— BEGIN —

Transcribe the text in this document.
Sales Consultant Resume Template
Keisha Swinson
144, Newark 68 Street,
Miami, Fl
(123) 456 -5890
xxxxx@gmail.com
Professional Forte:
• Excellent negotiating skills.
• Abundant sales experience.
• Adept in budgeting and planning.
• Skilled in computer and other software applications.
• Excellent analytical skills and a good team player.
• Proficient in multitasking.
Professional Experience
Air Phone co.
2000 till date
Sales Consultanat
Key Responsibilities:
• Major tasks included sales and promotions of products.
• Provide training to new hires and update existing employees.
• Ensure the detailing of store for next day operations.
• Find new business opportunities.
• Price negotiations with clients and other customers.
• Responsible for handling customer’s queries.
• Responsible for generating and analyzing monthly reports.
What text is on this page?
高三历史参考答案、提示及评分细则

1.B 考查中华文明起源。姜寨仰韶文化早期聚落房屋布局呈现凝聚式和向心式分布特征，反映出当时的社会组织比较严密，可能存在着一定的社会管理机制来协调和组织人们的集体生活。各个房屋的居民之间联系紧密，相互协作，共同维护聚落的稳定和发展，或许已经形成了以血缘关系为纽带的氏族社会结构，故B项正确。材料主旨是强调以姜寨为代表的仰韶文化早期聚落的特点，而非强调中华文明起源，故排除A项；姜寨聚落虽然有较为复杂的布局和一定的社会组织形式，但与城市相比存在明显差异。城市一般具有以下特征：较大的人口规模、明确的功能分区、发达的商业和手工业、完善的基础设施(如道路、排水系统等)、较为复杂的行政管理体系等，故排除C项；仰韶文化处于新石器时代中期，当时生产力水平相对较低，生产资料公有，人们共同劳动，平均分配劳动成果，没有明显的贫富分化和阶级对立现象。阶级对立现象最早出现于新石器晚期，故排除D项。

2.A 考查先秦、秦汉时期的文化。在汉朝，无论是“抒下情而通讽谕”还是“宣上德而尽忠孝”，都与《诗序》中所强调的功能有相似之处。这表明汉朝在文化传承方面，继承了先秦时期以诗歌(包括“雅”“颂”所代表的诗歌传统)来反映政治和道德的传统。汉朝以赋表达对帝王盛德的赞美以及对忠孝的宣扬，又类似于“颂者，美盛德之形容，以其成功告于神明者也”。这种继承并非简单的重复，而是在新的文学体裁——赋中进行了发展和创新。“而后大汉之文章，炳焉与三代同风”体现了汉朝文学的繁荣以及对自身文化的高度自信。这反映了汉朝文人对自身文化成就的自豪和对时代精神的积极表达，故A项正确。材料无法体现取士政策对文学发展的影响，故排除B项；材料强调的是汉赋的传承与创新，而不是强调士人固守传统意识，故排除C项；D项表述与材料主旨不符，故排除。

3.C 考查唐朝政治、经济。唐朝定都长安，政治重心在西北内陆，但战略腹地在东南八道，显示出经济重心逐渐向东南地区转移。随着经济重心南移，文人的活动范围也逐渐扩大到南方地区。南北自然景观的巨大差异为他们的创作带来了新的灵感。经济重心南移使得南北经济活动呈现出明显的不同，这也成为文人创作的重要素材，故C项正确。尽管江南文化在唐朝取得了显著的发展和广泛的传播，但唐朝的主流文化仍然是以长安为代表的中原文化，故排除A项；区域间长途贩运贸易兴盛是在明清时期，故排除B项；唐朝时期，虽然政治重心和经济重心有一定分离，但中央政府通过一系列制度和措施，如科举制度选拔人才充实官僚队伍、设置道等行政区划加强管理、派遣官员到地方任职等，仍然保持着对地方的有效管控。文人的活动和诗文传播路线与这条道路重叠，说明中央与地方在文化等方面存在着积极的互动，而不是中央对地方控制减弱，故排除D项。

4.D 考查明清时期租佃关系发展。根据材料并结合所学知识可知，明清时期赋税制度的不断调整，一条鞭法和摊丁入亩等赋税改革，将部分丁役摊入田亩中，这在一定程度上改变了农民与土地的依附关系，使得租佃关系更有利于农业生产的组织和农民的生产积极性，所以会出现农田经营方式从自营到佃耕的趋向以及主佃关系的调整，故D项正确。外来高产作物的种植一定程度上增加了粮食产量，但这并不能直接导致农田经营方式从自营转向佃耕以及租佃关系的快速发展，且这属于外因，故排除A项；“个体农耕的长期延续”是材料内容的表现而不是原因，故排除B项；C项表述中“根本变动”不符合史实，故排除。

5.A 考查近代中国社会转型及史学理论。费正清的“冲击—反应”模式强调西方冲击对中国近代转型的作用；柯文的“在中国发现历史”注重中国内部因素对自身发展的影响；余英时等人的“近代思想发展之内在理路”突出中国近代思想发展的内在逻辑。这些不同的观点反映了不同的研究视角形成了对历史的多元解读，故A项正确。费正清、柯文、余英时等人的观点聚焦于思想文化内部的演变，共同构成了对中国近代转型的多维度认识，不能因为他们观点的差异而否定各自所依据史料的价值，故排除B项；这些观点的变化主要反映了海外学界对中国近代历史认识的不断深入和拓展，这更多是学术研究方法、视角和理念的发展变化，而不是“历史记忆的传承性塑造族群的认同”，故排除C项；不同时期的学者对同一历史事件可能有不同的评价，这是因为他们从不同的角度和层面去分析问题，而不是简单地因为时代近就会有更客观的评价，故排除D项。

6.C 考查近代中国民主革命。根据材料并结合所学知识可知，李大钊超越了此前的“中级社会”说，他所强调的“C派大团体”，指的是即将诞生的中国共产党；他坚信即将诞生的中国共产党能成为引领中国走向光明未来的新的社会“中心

— END —

__STATED TASK__:
Every record shown above must be echoed exactly.

__ANSWER TO THE EXERCISE__:
Transcribe the text in this document.
Sales Consultant Resume Template
Keisha Swinson
144, Newark 68 Street,
Miami, Fl
(123) 456 -5890
xxxxx@gmail.com
Professional Forte:
• Excellent negotiating skills.
• Abundant sales experience.
• Adept in budgeting and planning.
• Skilled in computer and other software applications.
• Excellent analytical skills and a good team player.
• Proficient in multitasking.
Professional Experience
Air Phone co.
2000 till date
Sales Consultanat
Key Responsibilities:
• Major tasks included sales and promotions of products.
• Provide training to new hires and update existing employees.
• Ensure the detailing of store for next day operations.
• Find new business opportunities.
• Price negotiations with clients and other customers.
• Responsible for handling customer’s queries.
• Responsible for generating and analyzing monthly reports.
What text is on this page?
高三历史参考答案、提示及评分细则

1.B 考查中华文明起源。姜寨仰韶文化早期聚落房屋布局呈现凝聚式和向心式分布特征，反映出当时的社会组织比较严密，可能存在着一定的社会管理机制来协调和组织人们的集体生活。各个房屋的居民之间联系紧密，相互协作，共同维护聚落的稳定和发展，或许已经形成了以血缘关系为纽带的氏族社会结构，故B项正确。材料主旨是强调以姜寨为代表的仰韶文化早期聚落的特点，而非强调中华文明起源，故排除A项；姜寨聚落虽然有较为复杂的布局和一定的社会组织形式，但与城市相比存在明显差异。城市一般具有以下特征：较大的人口规模、明确的功能分区、发达的商业和手工业、完善的基础设施(如道路、排水系统等)、较为复杂的行政管理体系等，故排除C项；仰韶文化处于新石器时代中期，当时生产力水平相对较低，生产资料公有，人们共同劳动，平均分配劳动成果，没有明显的贫富分化和阶级对立现象。阶级对立现象最早出现于新石器晚期，故排除D项。

2.A 考查先秦、秦汉时期的文化。在汉朝，无论是“抒下情而通讽谕”还是“宣上德而尽忠孝”，都与《诗序》中所强调的功能有相似之处。这表明汉朝在文化传承方面，继承了先秦时期以诗歌(包括“雅”“颂”所代表的诗歌传统)来反映政治和道德的传统。汉朝以赋表达对帝王盛德的赞美以及对忠孝的宣扬，又类似于“颂者，美盛德之形容，以其成功告于神明者也”。这种继承并非简单的重复，而是在新的文学体裁——赋中进行了发展和创新。“而后大汉之文章，炳焉与三代同风”体现了汉朝文学的繁荣以及对自身文化的高度自信。这反映了汉朝文人对自身文化成就的自豪和对时代精神的积极表达，故A项正确。材料无法体现取士政策对文学发展的影响，故排除B项；材料强调的是汉赋的传承与创新，而不是强调士人固守传统意识，故排除C项；D项表述与材料主旨不符，故排除。

3.C 考查唐朝政治、经济。唐朝定都长安，政治重心在西北内陆，但战略腹地在东南八道，显示出经济重心逐渐向东南地区转移。随着经济重心南移，文人的活动范围也逐渐扩大到南方地区。南北自然景观的巨大差异为他们的创作带来了新的灵感。经济重心南移使得南北经济活动呈现出明显的不同，这也成为文人创作的重要素材，故C项正确。尽管江南文化在唐朝取得了显著的发展和广泛的传播，但唐朝的主流文化仍然是以长安为代表的中原文化，故排除A项；区域间长途贩运贸易兴盛是在明清时期，故排除B项；唐朝时期，虽然政治重心和经济重心有一定分离，但中央政府通过一系列制度和措施，如科举制度选拔人才充实官僚队伍、设置道等行政区划加强管理、派遣官员到地方任职等，仍然保持着对地方的有效管控。文人的活动和诗文传播路线与这条道路重叠，说明中央与地方在文化等方面存在着积极的互动，而不是中央对地方控制减弱，故排除D项。

4.D 考查明清时期租佃关系发展。根据材料并结合所学知识可知，明清时期赋税制度的不断调整，一条鞭法和摊丁入亩等赋税改革，将部分丁役摊入田亩中，这在一定程度上改变了农民与土地的依附关系，使得租佃关系更有利于农业生产的组织和农民的生产积极性，所以会出现农田经营方式从自营到佃耕的趋向以及主佃关系的调整，故D项正确。外来高产作物的种植一定程度上增加了粮食产量，但这并不能直接导致农田经营方式从自营转向佃耕以及租佃关系的快速发展，且这属于外因，故排除A项；“个体农耕的长期延续”是材料内容的表现而不是原因，故排除B项；C项表述中“根本变动”不符合史实，故排除。

5.A 考查近代中国社会转型及史学理论。费正清的“冲击—反应”模式强调西方冲击对中国近代转型的作用；柯文的“在中国发现历史”注重中国内部因素对自身发展的影响；余英时等人的“近代思想发展之内在理路”突出中国近代思想发展的内在逻辑。这些不同的观点反映了不同的研究视角形成了对历史的多元解读，故A项正确。费正清、柯文、余英时等人的观点聚焦于思想文化内部的演变，共同构成了对中国近代转型的多维度认识，不能因为他们观点的差异而否定各自所依据史料的价值，故排除B项；这些观点的变化主要反映了海外学界对中国近代历史认识的不断深入和拓展，这更多是学术研究方法、视角和理念的发展变化，而不是“历史记忆的传承性塑造族群的认同”，故排除C项；不同时期的学者对同一历史事件可能有不同的评价，这是因为他们从不同的角度和层面去分析问题，而不是简单地因为时代近就会有更客观的评价，故排除D项。

6.C 考查近代中国民主革命。根据材料并结合所学知识可知，李大钊超越了此前的“中级社会”说，他所强调的“C派大团体”，指的是即将诞生的中国共产党；他坚信即将诞生的中国共产党能成为引领中国走向光明未来的新的社会“中心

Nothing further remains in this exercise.